Short exercise -> Look over the lines below. Report each one that includes the string "color".

[Figure content listings]

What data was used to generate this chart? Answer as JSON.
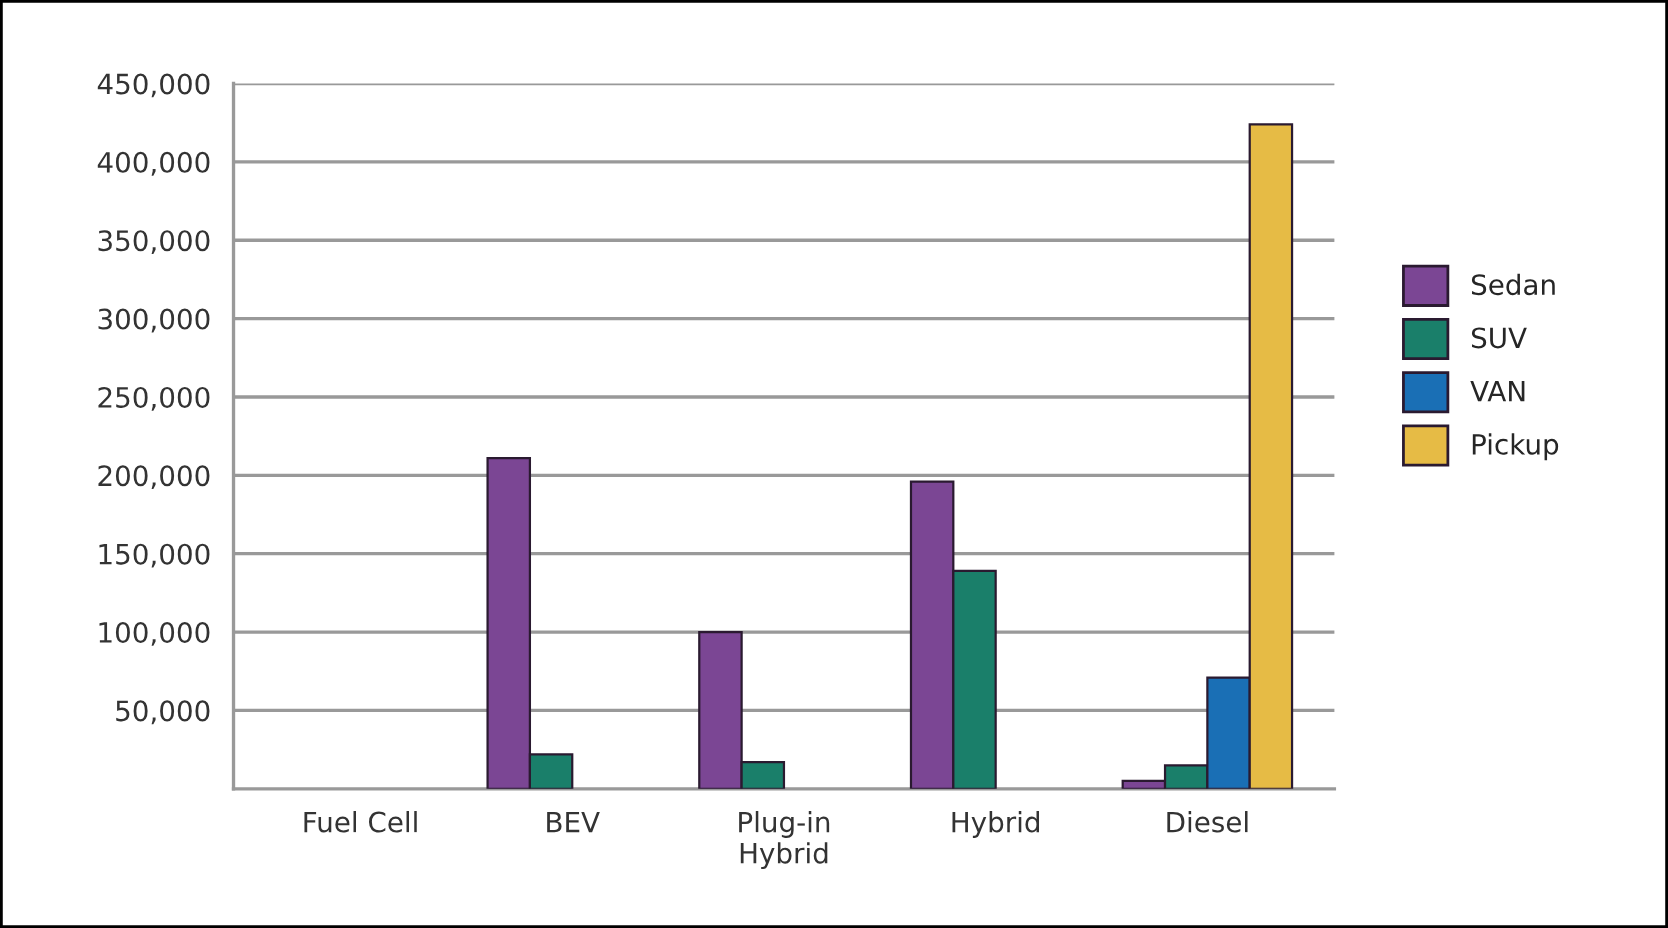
{
  "chart_data": {
    "type": "bar",
    "categories": [
      "Fuel Cell",
      "BEV",
      "Plug-in\nHybrid",
      "Hybrid",
      "Diesel"
    ],
    "series": [
      {
        "name": "Sedan",
        "color": "#7b4694",
        "values": [
          null,
          211000,
          100000,
          196000,
          5000
        ]
      },
      {
        "name": "SUV",
        "color": "#1a7f6a",
        "values": [
          null,
          22000,
          17000,
          139000,
          15000
        ]
      },
      {
        "name": "VAN",
        "color": "#1a6fb5",
        "values": [
          null,
          null,
          null,
          null,
          71000
        ]
      },
      {
        "name": "Pickup",
        "color": "#e6bb45",
        "values": [
          null,
          null,
          null,
          null,
          424000
        ]
      }
    ],
    "ylim": [
      0,
      450000
    ],
    "yticks": [
      {
        "value": 50000,
        "label": "50,000"
      },
      {
        "value": 100000,
        "label": "100,000"
      },
      {
        "value": 150000,
        "label": "150,000"
      },
      {
        "value": 200000,
        "label": "200,000"
      },
      {
        "value": 250000,
        "label": "250,000"
      },
      {
        "value": 300000,
        "label": "300,000"
      },
      {
        "value": 350000,
        "label": "350,000"
      },
      {
        "value": 400000,
        "label": "400,000"
      },
      {
        "value": 450000,
        "label": "450,000"
      }
    ],
    "grid": "y",
    "legend": "right"
  }
}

Task output ->
        "color": "#7b4694",
        "color": "#1a7f6a",
        "color": "#1a6fb5",
        "color": "#e6bb45",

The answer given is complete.